## [TASK TO COMPLETE]
Say how many lines include the word "description", using only a number.

++++ INPUT MATERIAL

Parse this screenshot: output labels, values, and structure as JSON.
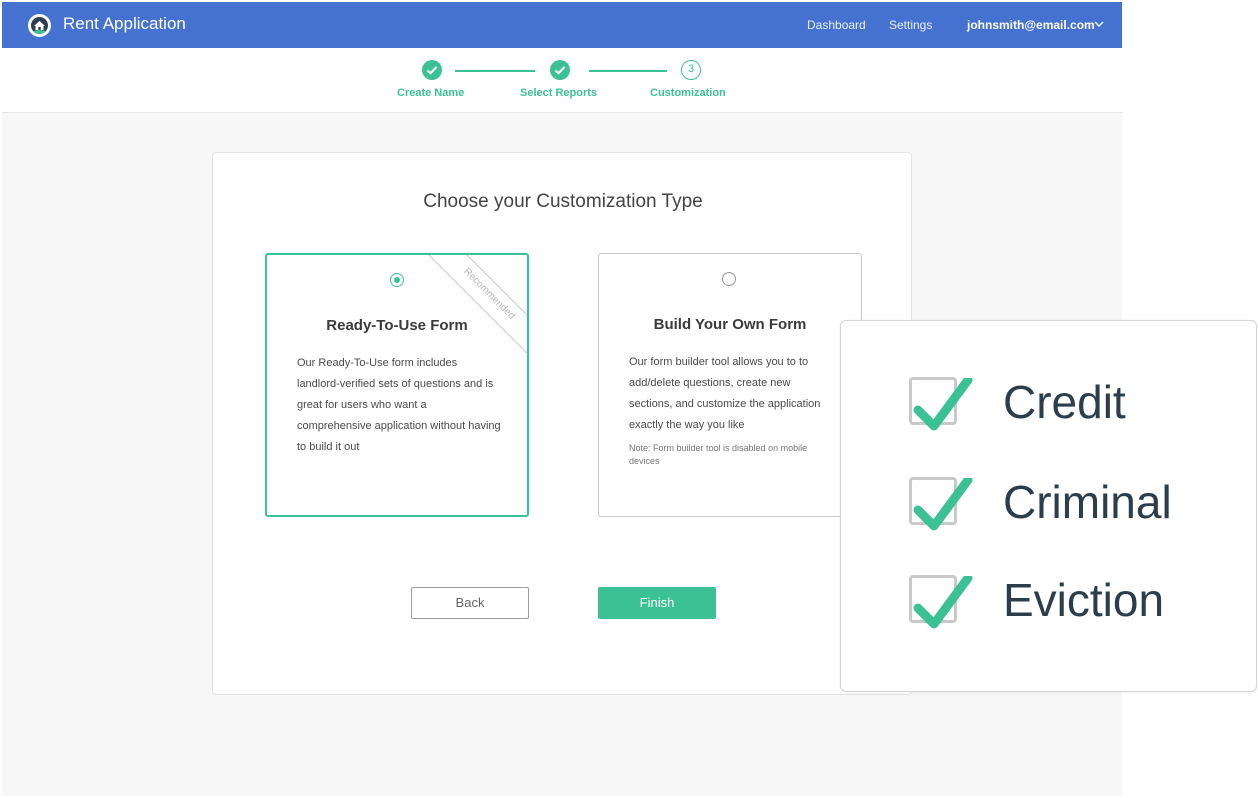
{
  "header": {
    "title": "Rent Application",
    "nav": [
      "Dashboard",
      "Settings"
    ],
    "user_email": "johnsmith@email.com",
    "logo_icon": "house-logo-icon",
    "dropdown_icon": "chevron-down-icon",
    "background_color": "#4572d1"
  },
  "stepper": {
    "accent_color": "#3cc195",
    "steps": [
      {
        "label": "Create Name",
        "state": "complete",
        "icon": "check-icon"
      },
      {
        "label": "Select Reports",
        "state": "complete",
        "icon": "check-icon"
      },
      {
        "label": "Customization",
        "state": "current",
        "number": "3"
      }
    ]
  },
  "main": {
    "title": "Choose your Customization Type",
    "options": [
      {
        "title": "Ready-To-Use Form",
        "selected": true,
        "ribbon": "Recommended",
        "description": "Our Ready-To-Use form includes landlord-verified sets of questions and is great for users who want a comprehensive application without having to build it out"
      },
      {
        "title": "Build Your Own Form",
        "selected": false,
        "description": "Our form builder tool allows you to to add/delete questions, create new sections, and customize the application exactly the way you like",
        "note": "Note: Form builder tool is disabled on mobile devices"
      }
    ],
    "back_label": "Back",
    "finish_label": "Finish"
  },
  "reports_overlay": {
    "items": [
      {
        "label": "Credit",
        "checked": true
      },
      {
        "label": "Criminal",
        "checked": true
      },
      {
        "label": "Eviction",
        "checked": true
      }
    ],
    "check_color": "#3cc195"
  }
}
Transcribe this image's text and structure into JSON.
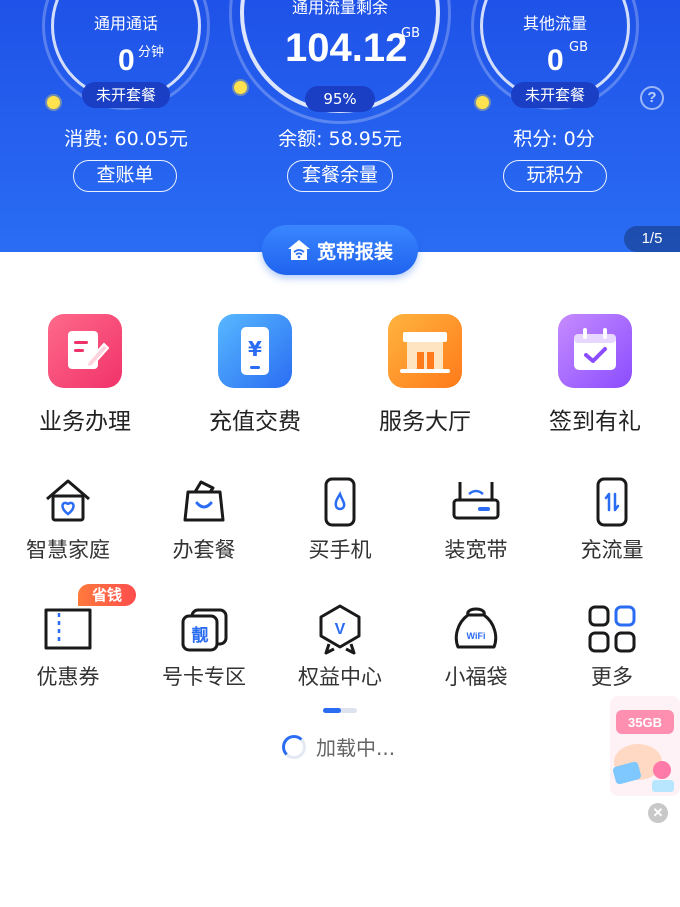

++++++++

## [ANSWER FOR THE TASK]
2